- **WRITTEN REQUEST**
Copy out every line of the data exactly.

(Dataset records)
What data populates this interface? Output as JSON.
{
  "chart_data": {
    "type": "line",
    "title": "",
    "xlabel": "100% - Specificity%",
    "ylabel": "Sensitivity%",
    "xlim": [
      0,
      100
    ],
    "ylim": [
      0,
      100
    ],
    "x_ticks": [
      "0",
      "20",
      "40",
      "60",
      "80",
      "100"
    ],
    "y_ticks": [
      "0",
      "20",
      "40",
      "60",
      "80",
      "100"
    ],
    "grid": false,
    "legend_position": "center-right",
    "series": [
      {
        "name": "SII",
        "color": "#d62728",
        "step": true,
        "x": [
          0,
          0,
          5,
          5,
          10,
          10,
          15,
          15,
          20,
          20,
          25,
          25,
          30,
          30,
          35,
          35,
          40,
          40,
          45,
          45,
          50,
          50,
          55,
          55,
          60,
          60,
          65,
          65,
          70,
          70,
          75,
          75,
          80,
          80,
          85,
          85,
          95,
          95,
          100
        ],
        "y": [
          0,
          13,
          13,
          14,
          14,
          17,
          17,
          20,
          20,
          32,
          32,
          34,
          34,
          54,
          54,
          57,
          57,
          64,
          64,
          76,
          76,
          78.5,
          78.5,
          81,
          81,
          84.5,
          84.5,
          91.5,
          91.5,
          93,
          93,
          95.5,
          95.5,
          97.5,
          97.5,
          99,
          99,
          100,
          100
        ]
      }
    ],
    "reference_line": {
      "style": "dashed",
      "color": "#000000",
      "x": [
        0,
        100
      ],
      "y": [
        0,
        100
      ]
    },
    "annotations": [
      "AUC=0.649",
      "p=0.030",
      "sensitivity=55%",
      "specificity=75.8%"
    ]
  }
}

- **TASK RESULT**
What data populates this interface? Output as JSON.
{
  "chart_data": {
    "type": "line",
    "title": "",
    "xlabel": "100% - Specificity%",
    "ylabel": "Sensitivity%",
    "xlim": [
      0,
      100
    ],
    "ylim": [
      0,
      100
    ],
    "x_ticks": [
      "0",
      "20",
      "40",
      "60",
      "80",
      "100"
    ],
    "y_ticks": [
      "0",
      "20",
      "40",
      "60",
      "80",
      "100"
    ],
    "grid": false,
    "legend_position": "center-right",
    "series": [
      {
        "name": "SII",
        "color": "#d62728",
        "step": true,
        "x": [
          0,
          0,
          5,
          5,
          10,
          10,
          15,
          15,
          20,
          20,
          25,
          25,
          30,
          30,
          35,
          35,
          40,
          40,
          45,
          45,
          50,
          50,
          55,
          55,
          60,
          60,
          65,
          65,
          70,
          70,
          75,
          75,
          80,
          80,
          85,
          85,
          95,
          95,
          100
        ],
        "y": [
          0,
          13,
          13,
          14,
          14,
          17,
          17,
          20,
          20,
          32,
          32,
          34,
          34,
          54,
          54,
          57,
          57,
          64,
          64,
          76,
          76,
          78.5,
          78.5,
          81,
          81,
          84.5,
          84.5,
          91.5,
          91.5,
          93,
          93,
          95.5,
          95.5,
          97.5,
          97.5,
          99,
          99,
          100,
          100
        ]
      }
    ],
    "reference_line": {
      "style": "dashed",
      "color": "#000000",
      "x": [
        0,
        100
      ],
      "y": [
        0,
        100
      ]
    },
    "annotations": [
      "AUC=0.649",
      "p=0.030",
      "sensitivity=55%",
      "specificity=75.8%"
    ]
  }
}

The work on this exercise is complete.